REQUEST => Without the pictures, output the records below word for word.
(begin)
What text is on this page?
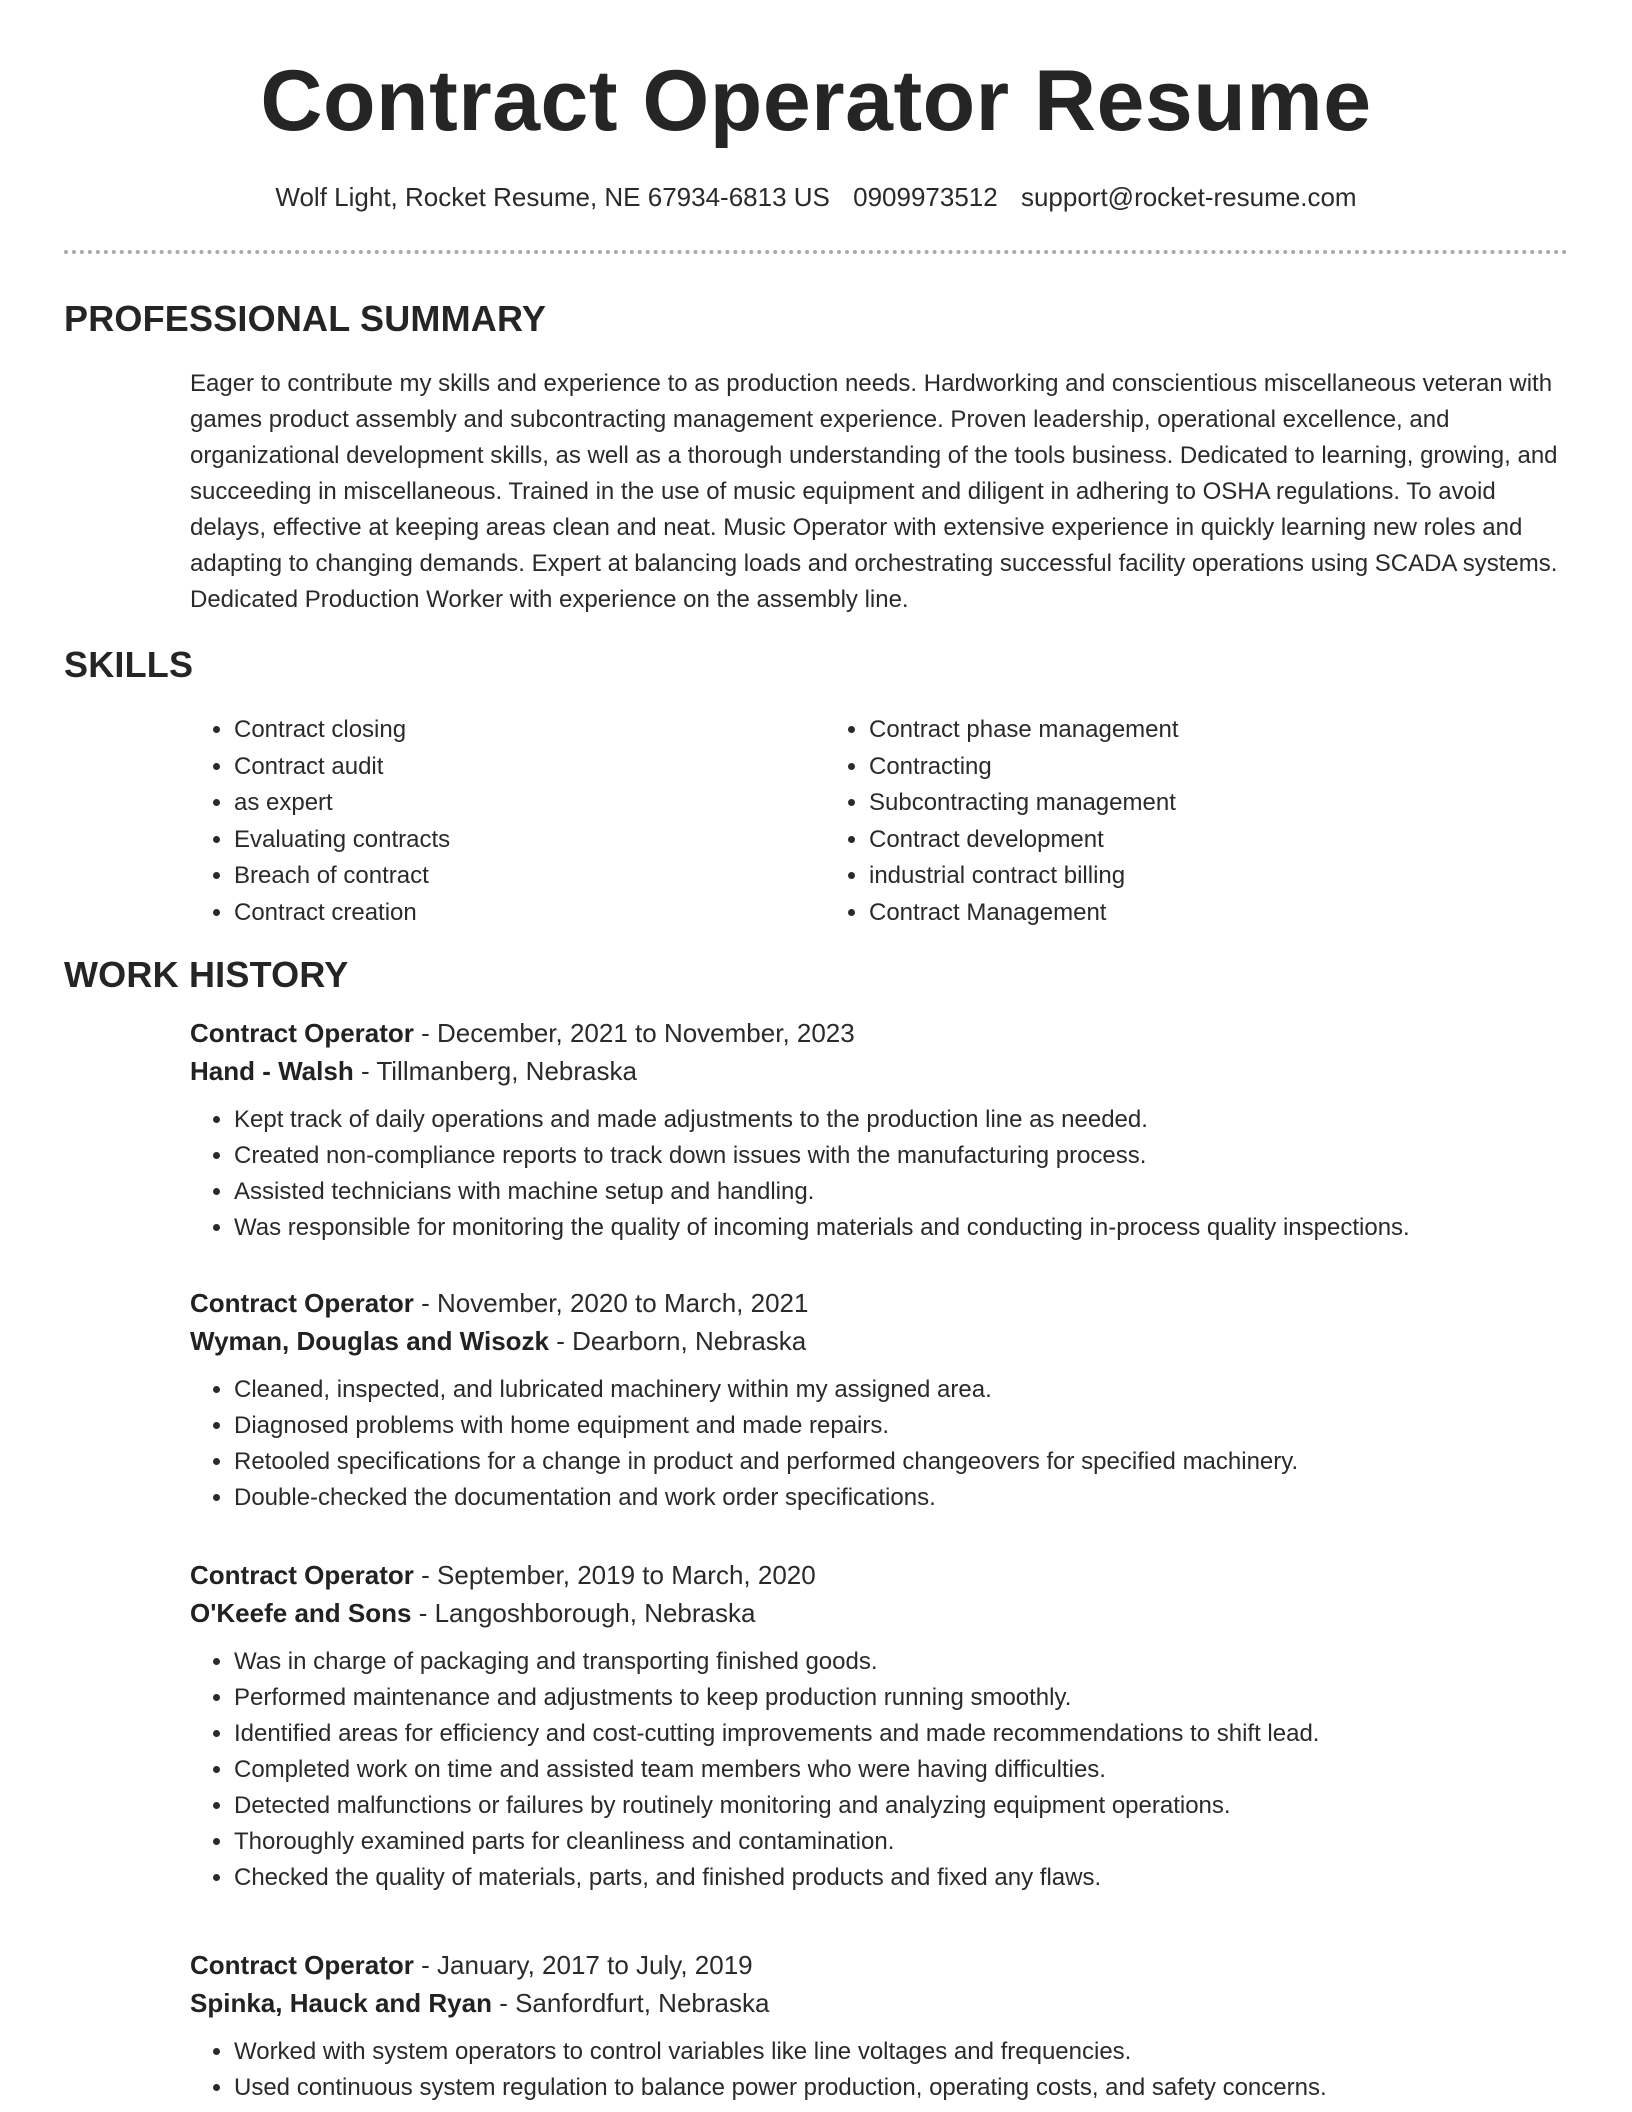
Contract Operator Resume
Wolf Light, Rocket Resume, NE 67934-6813 US 0909973512 support@rocket-resume.com
PROFESSIONAL SUMMARY

Eager to contribute my skills and experience to as production needs. Hardworking and conscientious miscellaneous veteran with games product assembly and subcontracting management experience. Proven leadership, operational excellence, and organizational development skills, as well as a thorough understanding of the tools business. Dedicated to learning, growing, and succeeding in miscellaneous. Trained in the use of music equipment and diligent in adhering to OSHA regulations. To avoid delays, effective at keeping areas clean and neat. Music Operator with extensive experience in quickly learning new roles and adapting to changing demands. Expert at balancing loads and orchestrating successful facility operations using SCADA systems. Dedicated Production Worker with experience on the assembly line.

SKILLS
• Contract closing
• Contract audit
• as expert
• Evaluating contracts
• Breach of contract
• Contract creation
• Contract phase management
• Contracting
• Subcontracting management
• Contract development
• industrial contract billing
• Contract Management
WORK HISTORY
Contract Operator - December, 2021 to November, 2023
Hand - Walsh - Tillmanberg, Nebraska
• Kept track of daily operations and made adjustments to the production line as needed.
• Created non-compliance reports to track down issues with the manufacturing process.
• Assisted technicians with machine setup and handling.
• Was responsible for monitoring the quality of incoming materials and conducting in-process quality inspections.
Contract Operator - November, 2020 to March, 2021
Wyman, Douglas and Wisozk - Dearborn, Nebraska
• Cleaned, inspected, and lubricated machinery within my assigned area.
• Diagnosed problems with home equipment and made repairs.
• Retooled specifications for a change in product and performed changeovers for specified machinery.
• Double-checked the documentation and work order specifications.
Contract Operator - September, 2019 to March, 2020
O'Keefe and Sons - Langoshborough, Nebraska
• Was in charge of packaging and transporting finished goods.
• Performed maintenance and adjustments to keep production running smoothly.
• Identified areas for efficiency and cost-cutting improvements and made recommendations to shift lead.
• Completed work on time and assisted team members who were having difficulties.
• Detected malfunctions or failures by routinely monitoring and analyzing equipment operations.
• Thoroughly examined parts for cleanliness and contamination.
• Checked the quality of materials, parts, and finished products and fixed any flaws.
Contract Operator - January, 2017 to July, 2019
Spinka, Hauck and Ryan - Sanfordfurt, Nebraska
• Worked with system operators to control variables like line voltages and frequencies.
• Used continuous system regulation to balance power production, operating costs, and safety concerns.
(end)
FULL RESPONSE =>
What text is on this page?
Contract Operator Resume
Wolf Light, Rocket Resume, NE 67934-6813 US 0909973512 support@rocket-resume.com
PROFESSIONAL SUMMARY

Eager to contribute my skills and experience to as production needs. Hardworking and conscientious miscellaneous veteran with games product assembly and subcontracting management experience. Proven leadership, operational excellence, and organizational development skills, as well as a thorough understanding of the tools business. Dedicated to learning, growing, and succeeding in miscellaneous. Trained in the use of music equipment and diligent in adhering to OSHA regulations. To avoid delays, effective at keeping areas clean and neat. Music Operator with extensive experience in quickly learning new roles and adapting to changing demands. Expert at balancing loads and orchestrating successful facility operations using SCADA systems. Dedicated Production Worker with experience on the assembly line.

SKILLS
• Contract closing
• Contract audit
• as expert
• Evaluating contracts
• Breach of contract
• Contract creation
• Contract phase management
• Contracting
• Subcontracting management
• Contract development
• industrial contract billing
• Contract Management
WORK HISTORY
Contract Operator - December, 2021 to November, 2023
Hand - Walsh - Tillmanberg, Nebraska
• Kept track of daily operations and made adjustments to the production line as needed.
• Created non-compliance reports to track down issues with the manufacturing process.
• Assisted technicians with machine setup and handling.
• Was responsible for monitoring the quality of incoming materials and conducting in-process quality inspections.
Contract Operator - November, 2020 to March, 2021
Wyman, Douglas and Wisozk - Dearborn, Nebraska
• Cleaned, inspected, and lubricated machinery within my assigned area.
• Diagnosed problems with home equipment and made repairs.
• Retooled specifications for a change in product and performed changeovers for specified machinery.
• Double-checked the documentation and work order specifications.
Contract Operator - September, 2019 to March, 2020
O'Keefe and Sons - Langoshborough, Nebraska
• Was in charge of packaging and transporting finished goods.
• Performed maintenance and adjustments to keep production running smoothly.
• Identified areas for efficiency and cost-cutting improvements and made recommendations to shift lead.
• Completed work on time and assisted team members who were having difficulties.
• Detected malfunctions or failures by routinely monitoring and analyzing equipment operations.
• Thoroughly examined parts for cleanliness and contamination.
• Checked the quality of materials, parts, and finished products and fixed any flaws.
Contract Operator - January, 2017 to July, 2019
Spinka, Hauck and Ryan - Sanfordfurt, Nebraska
• Worked with system operators to control variables like line voltages and frequencies.
• Used continuous system regulation to balance power production, operating costs, and safety concerns.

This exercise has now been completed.